### [WORK TO COMPLETE]
Leave out any pictures and transcribe all other data below exactly.

### [Collected data entries]
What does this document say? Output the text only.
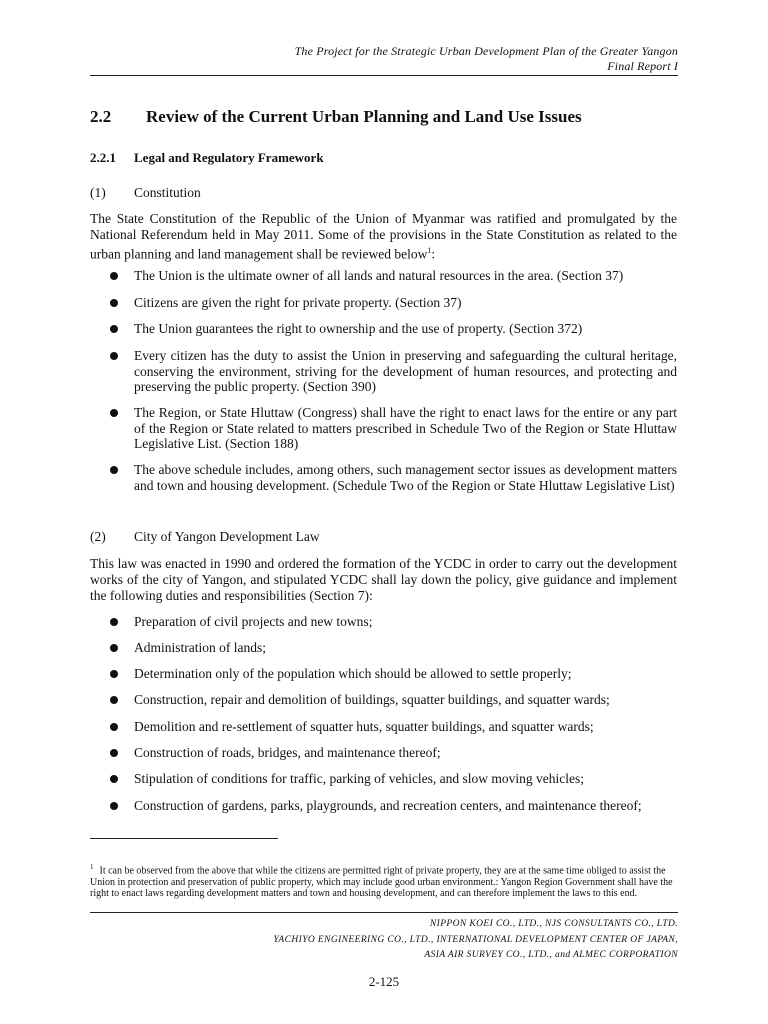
The Project for the Strategic Urban Development Plan of the Greater Yangon
Final Report I
2.2 Review of the Current Urban Planning and Land Use Issues
2.2.1 Legal and Regulatory Framework
(1) Constitution

The State Constitution of the Republic of the Union of Myanmar was ratified and promulgated by the National Referendum held in May 2011. Some of the provisions in the State Constitution as related to the urban planning and land management shall be reviewed below$^1$:

The Union is the ultimate owner of all lands and natural resources in the area. (Section 37)
Citizens are given the right for private property. (Section 37)
The Union guarantees the right to ownership and the use of property. (Section 372)
Every citizen has the duty to assist the Union in preserving and safeguarding the cultural heritage, conserving the environment, striving for the development of human resources, and protecting and preserving the public property. (Section 390)
The Region, or State Hluttaw (Congress) shall have the right to enact laws for the entire or any part of the Region or State related to matters prescribed in Schedule Two of the Region or State Hluttaw Legislative List. (Section 188)
The above schedule includes, among others, such management sector issues as development matters and town and housing development. (Schedule Two of the Region or State Hluttaw Legislative List)
(2) City of Yangon Development Law

This law was enacted in 1990 and ordered the formation of the YCDC in order to carry out the development works of the city of Yangon, and stipulated YCDC shall lay down the policy, give guidance and implement the following duties and responsibilities (Section 7):

Preparation of civil projects and new towns;
Administration of lands;
Determination only of the population which should be allowed to settle properly;
Construction, repair and demolition of buildings, squatter buildings, and squatter wards;
Demolition and re-settlement of squatter huts, squatter buildings, and squatter wards;
Construction of roads, bridges, and maintenance thereof;
Stipulation of conditions for traffic, parking of vehicles, and slow moving vehicles;
Construction of gardens, parks, playgrounds, and recreation centers, and maintenance thereof;
$^1$ It can be observed from the above that while the citizens are permitted right of private property, they are at the same time obliged to assist the Union in protection and preservation of public property, which may include good urban environment.: Yangon Region Government shall have the right to enact laws regarding development matters and town and housing development, and can therefore implement the laws to this end.
NIPPON KOEI CO., LTD., NJS CONSULTANTS CO., LTD.
YACHIYO ENGINEERING CO., LTD., INTERNATIONAL DEVELOPMENT CENTER OF JAPAN,
ASIA AIR SURVEY CO., LTD., and ALMEC CORPORATION
2-125
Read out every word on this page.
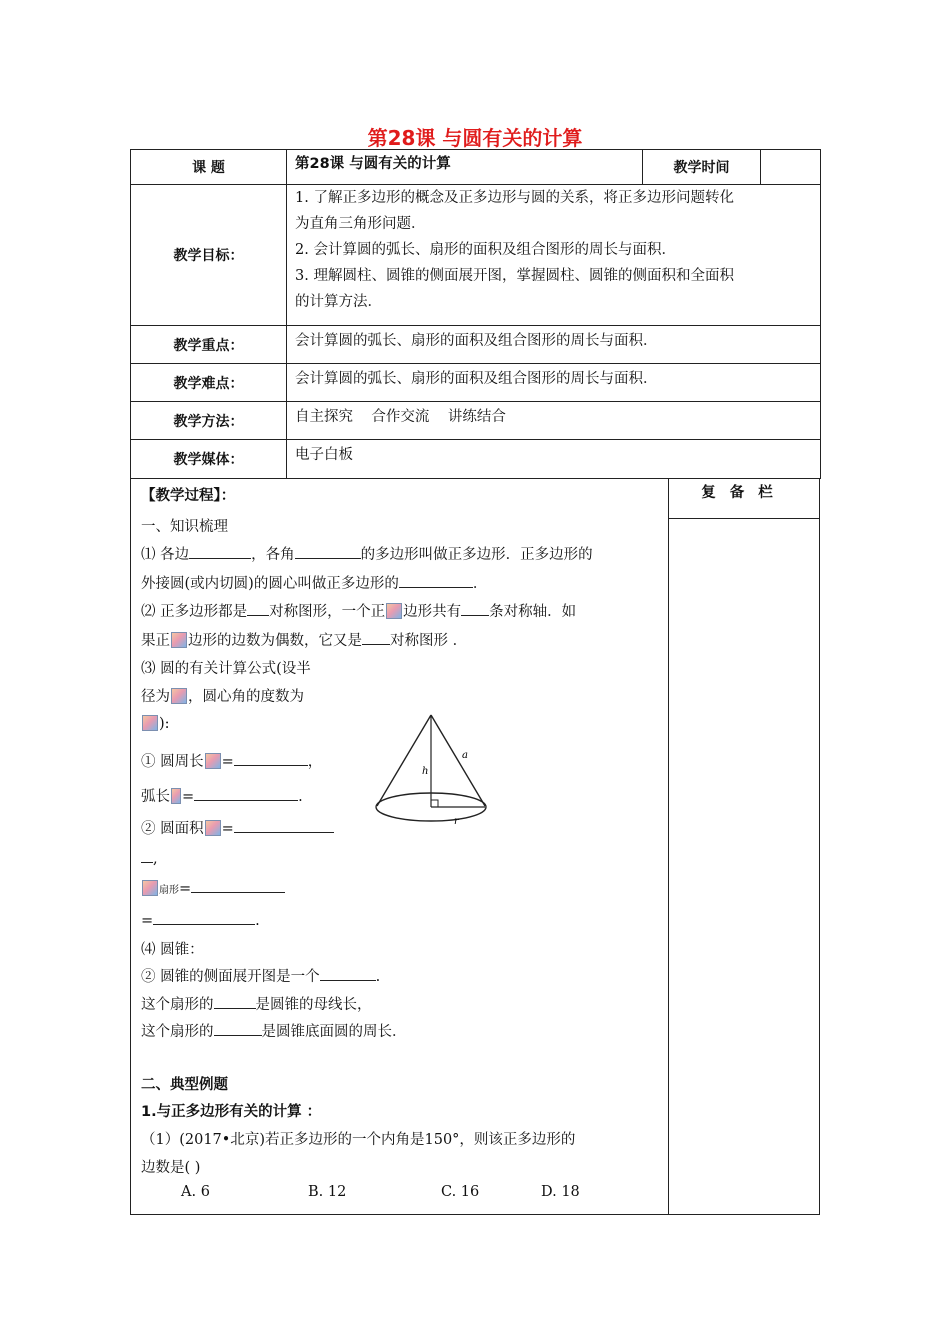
第28课 与圆有关的计算
课 题	第28课 与圆有关的计算	教学时间	
教学目标：	1. 了解正多边形的概念及正多边形与圆的关系，将正多边形问题转化
为直角三角形问题．
2. 会计算圆的弧长、扇形的面积及组合图形的周长与面积．
3. 理解圆柱、圆锥的侧面展开图，掌握圆柱、圆锥的侧面积和全面积
的计算方法．		

教学重点：	会计算圆的弧长、扇形的面积及组合图形的周长与面积．		
教学难点：	会计算圆的弧长、扇形的面积及组合图形的周长与面积．		
教学方法：	自主探究    合作交流    讲练结合		
教学媒体：	电子白板		
复备栏
【教学过程】：
一、知识梳理
⑴ 各边	，各角	的多边形叫做正多边形．正多边形的
外接圆(或内切圆)的圆心叫做正多边形的	．
⑵ 正多边形都是 对称图形，一个正 边形共有 条对称轴．如
果正 边形的边数为偶数，它又是 对称图形 ．
⑶ 圆的有关计算公式(设半
径为 ，圆心角的度数为
):
a
h
r
① 圆周长 =	，
弧长 =	.
② 圆面积 =
,
扇形=
=	.
⑷ 圆锥：
② 圆锥的侧面展开图是一个	.
这个扇形的	是圆锥的母线长，
这个扇形的	是圆锥底面圆的周长．
二、典型例题
1.与正多边形有关的计算 ：
（1）(2017•北京)若正多边形的一个内角是150°，则该正多边形的
边数是( )
A. 6	B. 12	C. 16	D. 18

### [OUTPUT OF THE EXERCISE]
What does this document say? Output the text only.
The Project for the Strategic Urban Development Plan of the Greater Yangon
Final Report I
2.2 Review of the Current Urban Planning and Land Use Issues
2.2.1 Legal and Regulatory Framework
(1) Constitution

The State Constitution of the Republic of the Union of Myanmar was ratified and promulgated by the National Referendum held in May 2011. Some of the provisions in the State Constitution as related to the urban planning and land management shall be reviewed below$^1$:

The Union is the ultimate owner of all lands and natural resources in the area. (Section 37)
Citizens are given the right for private property. (Section 37)
The Union guarantees the right to ownership and the use of property. (Section 372)
Every citizen has the duty to assist the Union in preserving and safeguarding the cultural heritage, conserving the environment, striving for the development of human resources, and protecting and preserving the public property. (Section 390)
The Region, or State Hluttaw (Congress) shall have the right to enact laws for the entire or any part of the Region or State related to matters prescribed in Schedule Two of the Region or State Hluttaw Legislative List. (Section 188)
The above schedule includes, among others, such management sector issues as development matters and town and housing development. (Schedule Two of the Region or State Hluttaw Legislative List)
(2) City of Yangon Development Law

This law was enacted in 1990 and ordered the formation of the YCDC in order to carry out the development works of the city of Yangon, and stipulated YCDC shall lay down the policy, give guidance and implement the following duties and responsibilities (Section 7):

Preparation of civil projects and new towns;
Administration of lands;
Determination only of the population which should be allowed to settle properly;
Construction, repair and demolition of buildings, squatter buildings, and squatter wards;
Demolition and re-settlement of squatter huts, squatter buildings, and squatter wards;
Construction of roads, bridges, and maintenance thereof;
Stipulation of conditions for traffic, parking of vehicles, and slow moving vehicles;
Construction of gardens, parks, playgrounds, and recreation centers, and maintenance thereof;
$^1$ It can be observed from the above that while the citizens are permitted right of private property, they are at the same time obliged to assist the Union in protection and preservation of public property, which may include good urban environment.: Yangon Region Government shall have the right to enact laws regarding development matters and town and housing development, and can therefore implement the laws to this end.
NIPPON KOEI CO., LTD., NJS CONSULTANTS CO., LTD.
YACHIYO ENGINEERING CO., LTD., INTERNATIONAL DEVELOPMENT CENTER OF JAPAN,
ASIA AIR SURVEY CO., LTD., and ALMEC CORPORATION
2-125
Read out every word on this page.
第28课 与圆有关的计算
课 题	第28课 与圆有关的计算	教学时间	
教学目标：	1. 了解正多边形的概念及正多边形与圆的关系，将正多边形问题转化
为直角三角形问题．
2. 会计算圆的弧长、扇形的面积及组合图形的周长与面积．
3. 理解圆柱、圆锥的侧面展开图，掌握圆柱、圆锥的侧面积和全面积
的计算方法．		

教学重点：	会计算圆的弧长、扇形的面积及组合图形的周长与面积．		
教学难点：	会计算圆的弧长、扇形的面积及组合图形的周长与面积．		
教学方法：	自主探究    合作交流    讲练结合		
教学媒体：	电子白板		
复备栏
【教学过程】：
一、知识梳理
⑴ 各边	，各角	的多边形叫做正多边形．正多边形的
外接圆(或内切圆)的圆心叫做正多边形的	．
⑵ 正多边形都是 对称图形，一个正 边形共有 条对称轴．如
果正 边形的边数为偶数，它又是 对称图形 ．
⑶ 圆的有关计算公式(设半
径为 ，圆心角的度数为
):
a
h
r
① 圆周长 =	，
弧长 =	.
② 圆面积 =
,
扇形=
=	.
⑷ 圆锥：
② 圆锥的侧面展开图是一个	.
这个扇形的	是圆锥的母线长，
这个扇形的	是圆锥底面圆的周长．
二、典型例题
1.与正多边形有关的计算 ：
（1）(2017•北京)若正多边形的一个内角是150°，则该正多边形的
边数是( )
A. 6	B. 12	C. 16	D. 18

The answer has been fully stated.